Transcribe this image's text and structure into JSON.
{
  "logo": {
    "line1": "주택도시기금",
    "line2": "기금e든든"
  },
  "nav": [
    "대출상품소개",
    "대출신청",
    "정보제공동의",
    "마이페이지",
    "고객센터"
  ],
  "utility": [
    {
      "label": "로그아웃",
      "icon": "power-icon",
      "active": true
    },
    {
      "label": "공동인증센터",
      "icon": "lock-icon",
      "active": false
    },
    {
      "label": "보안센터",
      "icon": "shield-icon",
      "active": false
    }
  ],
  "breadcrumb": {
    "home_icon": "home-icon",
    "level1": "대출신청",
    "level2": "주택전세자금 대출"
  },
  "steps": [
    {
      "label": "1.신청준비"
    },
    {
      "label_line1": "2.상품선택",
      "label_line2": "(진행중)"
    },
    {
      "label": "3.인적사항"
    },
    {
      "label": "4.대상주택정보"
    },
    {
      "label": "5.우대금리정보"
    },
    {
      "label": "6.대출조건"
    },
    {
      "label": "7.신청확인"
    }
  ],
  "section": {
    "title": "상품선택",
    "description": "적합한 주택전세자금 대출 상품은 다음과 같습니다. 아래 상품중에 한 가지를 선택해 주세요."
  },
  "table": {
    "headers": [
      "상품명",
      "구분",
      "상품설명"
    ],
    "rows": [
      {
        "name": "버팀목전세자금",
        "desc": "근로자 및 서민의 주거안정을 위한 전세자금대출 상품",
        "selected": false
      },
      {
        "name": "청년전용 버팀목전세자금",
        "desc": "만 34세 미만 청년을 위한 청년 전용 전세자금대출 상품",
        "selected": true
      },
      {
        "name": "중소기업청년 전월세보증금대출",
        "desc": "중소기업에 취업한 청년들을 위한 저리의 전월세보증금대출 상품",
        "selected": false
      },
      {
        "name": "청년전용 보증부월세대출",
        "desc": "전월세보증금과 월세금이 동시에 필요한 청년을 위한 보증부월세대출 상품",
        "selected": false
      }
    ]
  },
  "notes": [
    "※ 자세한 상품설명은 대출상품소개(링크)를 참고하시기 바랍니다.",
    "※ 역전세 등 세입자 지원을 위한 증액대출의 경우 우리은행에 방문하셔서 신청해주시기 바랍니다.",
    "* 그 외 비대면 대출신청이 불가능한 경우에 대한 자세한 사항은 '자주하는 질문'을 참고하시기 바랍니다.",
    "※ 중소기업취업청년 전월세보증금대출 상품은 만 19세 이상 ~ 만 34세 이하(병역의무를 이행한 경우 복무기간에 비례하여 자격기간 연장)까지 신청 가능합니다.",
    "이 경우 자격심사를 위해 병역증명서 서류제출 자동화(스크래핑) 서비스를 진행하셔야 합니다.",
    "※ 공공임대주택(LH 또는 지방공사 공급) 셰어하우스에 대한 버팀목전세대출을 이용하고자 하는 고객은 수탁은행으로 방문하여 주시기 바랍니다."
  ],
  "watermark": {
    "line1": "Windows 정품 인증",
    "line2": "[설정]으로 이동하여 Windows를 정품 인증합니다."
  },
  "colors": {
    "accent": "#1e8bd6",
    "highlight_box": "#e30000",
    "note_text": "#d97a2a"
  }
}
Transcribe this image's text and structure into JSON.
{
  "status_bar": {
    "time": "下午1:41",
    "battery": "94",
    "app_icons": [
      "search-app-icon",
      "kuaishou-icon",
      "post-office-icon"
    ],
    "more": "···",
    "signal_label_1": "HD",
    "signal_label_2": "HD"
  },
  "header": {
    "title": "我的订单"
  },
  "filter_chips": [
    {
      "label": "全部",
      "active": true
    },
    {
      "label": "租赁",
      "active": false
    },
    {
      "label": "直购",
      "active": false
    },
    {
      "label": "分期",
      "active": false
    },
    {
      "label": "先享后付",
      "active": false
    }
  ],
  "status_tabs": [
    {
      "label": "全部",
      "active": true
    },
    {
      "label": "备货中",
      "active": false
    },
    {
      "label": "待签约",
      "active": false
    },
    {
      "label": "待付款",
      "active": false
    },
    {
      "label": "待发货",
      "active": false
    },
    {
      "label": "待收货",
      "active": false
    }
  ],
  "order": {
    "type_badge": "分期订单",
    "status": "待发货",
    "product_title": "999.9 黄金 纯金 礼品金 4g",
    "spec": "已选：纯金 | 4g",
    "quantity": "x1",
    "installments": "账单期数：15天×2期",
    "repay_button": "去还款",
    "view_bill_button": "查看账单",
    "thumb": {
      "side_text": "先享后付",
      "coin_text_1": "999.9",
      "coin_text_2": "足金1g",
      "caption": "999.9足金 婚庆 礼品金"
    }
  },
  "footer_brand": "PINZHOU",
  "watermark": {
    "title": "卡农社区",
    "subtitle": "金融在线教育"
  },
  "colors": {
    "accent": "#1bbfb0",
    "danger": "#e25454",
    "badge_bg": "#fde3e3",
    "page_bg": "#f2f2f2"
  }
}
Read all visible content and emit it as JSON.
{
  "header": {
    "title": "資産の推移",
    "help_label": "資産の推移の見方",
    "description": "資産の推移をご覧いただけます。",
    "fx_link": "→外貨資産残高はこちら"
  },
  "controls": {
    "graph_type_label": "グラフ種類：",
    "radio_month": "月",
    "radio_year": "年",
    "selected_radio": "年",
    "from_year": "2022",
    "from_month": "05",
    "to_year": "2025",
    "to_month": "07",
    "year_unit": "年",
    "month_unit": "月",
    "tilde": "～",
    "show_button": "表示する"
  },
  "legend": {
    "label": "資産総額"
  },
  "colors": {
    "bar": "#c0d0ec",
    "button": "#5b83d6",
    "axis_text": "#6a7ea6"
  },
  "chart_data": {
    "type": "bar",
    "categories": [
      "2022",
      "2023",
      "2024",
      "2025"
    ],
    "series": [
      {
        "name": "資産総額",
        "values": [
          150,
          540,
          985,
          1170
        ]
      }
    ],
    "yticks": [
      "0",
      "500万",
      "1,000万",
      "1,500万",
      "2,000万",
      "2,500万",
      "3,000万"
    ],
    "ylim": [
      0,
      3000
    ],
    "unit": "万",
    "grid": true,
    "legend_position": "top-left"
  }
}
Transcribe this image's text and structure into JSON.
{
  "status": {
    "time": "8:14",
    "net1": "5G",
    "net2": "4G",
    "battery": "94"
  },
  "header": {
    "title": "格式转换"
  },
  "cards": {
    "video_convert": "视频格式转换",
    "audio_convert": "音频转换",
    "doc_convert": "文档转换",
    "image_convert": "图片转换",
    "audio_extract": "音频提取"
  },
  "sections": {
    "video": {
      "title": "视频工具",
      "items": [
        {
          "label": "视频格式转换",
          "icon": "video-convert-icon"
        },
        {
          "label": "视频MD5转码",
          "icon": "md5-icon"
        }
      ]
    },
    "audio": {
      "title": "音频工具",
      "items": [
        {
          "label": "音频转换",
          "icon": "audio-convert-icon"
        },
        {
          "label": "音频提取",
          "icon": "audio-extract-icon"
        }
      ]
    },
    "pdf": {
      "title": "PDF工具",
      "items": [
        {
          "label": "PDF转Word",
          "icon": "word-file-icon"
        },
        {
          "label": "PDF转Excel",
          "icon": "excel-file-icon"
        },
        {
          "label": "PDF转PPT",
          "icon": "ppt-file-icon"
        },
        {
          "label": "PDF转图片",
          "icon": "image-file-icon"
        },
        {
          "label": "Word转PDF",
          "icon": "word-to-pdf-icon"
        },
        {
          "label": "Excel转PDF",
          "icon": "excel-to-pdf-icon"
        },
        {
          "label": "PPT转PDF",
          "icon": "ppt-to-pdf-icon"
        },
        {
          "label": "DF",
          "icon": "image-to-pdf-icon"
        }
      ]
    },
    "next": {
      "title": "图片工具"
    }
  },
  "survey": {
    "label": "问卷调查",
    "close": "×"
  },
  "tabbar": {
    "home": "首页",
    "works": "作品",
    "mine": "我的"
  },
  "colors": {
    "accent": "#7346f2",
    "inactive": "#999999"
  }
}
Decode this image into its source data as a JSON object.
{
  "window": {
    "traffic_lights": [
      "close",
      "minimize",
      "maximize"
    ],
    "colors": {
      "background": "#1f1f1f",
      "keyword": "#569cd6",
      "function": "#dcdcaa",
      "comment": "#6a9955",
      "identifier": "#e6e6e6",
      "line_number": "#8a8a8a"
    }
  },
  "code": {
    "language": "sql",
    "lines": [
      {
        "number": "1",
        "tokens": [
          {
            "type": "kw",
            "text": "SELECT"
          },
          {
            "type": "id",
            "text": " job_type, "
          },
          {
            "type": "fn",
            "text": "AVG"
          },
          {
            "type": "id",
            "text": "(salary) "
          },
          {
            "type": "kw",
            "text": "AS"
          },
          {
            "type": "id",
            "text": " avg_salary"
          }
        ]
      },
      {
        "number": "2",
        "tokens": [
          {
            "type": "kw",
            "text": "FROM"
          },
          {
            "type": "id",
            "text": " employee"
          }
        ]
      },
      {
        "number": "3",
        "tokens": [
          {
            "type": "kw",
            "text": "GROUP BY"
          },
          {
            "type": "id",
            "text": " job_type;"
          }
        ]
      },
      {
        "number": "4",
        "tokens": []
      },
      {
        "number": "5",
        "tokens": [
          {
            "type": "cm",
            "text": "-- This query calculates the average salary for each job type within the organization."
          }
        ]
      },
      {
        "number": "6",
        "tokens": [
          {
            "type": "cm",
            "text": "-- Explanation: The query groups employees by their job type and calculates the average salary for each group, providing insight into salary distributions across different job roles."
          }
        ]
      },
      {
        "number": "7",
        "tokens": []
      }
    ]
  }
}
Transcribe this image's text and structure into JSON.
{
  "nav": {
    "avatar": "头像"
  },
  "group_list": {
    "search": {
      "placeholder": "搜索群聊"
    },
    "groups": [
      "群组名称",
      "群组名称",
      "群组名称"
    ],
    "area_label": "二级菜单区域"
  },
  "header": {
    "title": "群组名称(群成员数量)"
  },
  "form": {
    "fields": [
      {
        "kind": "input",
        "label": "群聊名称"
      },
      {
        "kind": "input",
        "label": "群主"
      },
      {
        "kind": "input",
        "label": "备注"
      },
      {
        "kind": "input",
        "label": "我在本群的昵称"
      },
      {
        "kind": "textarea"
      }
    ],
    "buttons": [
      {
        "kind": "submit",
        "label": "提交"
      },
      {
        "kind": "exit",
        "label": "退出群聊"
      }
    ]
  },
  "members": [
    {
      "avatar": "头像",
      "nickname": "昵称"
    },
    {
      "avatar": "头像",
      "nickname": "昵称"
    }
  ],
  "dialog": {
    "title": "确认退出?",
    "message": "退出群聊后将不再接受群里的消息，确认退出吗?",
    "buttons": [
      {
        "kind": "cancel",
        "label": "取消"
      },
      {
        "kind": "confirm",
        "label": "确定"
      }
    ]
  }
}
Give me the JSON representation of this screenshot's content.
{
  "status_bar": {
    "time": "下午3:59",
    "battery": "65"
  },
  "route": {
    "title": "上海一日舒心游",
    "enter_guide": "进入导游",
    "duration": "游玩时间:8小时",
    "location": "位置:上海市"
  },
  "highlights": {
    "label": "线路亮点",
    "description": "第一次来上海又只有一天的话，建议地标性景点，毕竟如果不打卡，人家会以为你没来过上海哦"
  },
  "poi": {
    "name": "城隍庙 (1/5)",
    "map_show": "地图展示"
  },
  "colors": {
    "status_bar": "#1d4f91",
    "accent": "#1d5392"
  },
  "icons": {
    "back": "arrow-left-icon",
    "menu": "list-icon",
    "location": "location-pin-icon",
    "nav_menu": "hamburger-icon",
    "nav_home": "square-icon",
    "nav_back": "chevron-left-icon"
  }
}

---

State how many lines above include the word "each", and nothing more.

2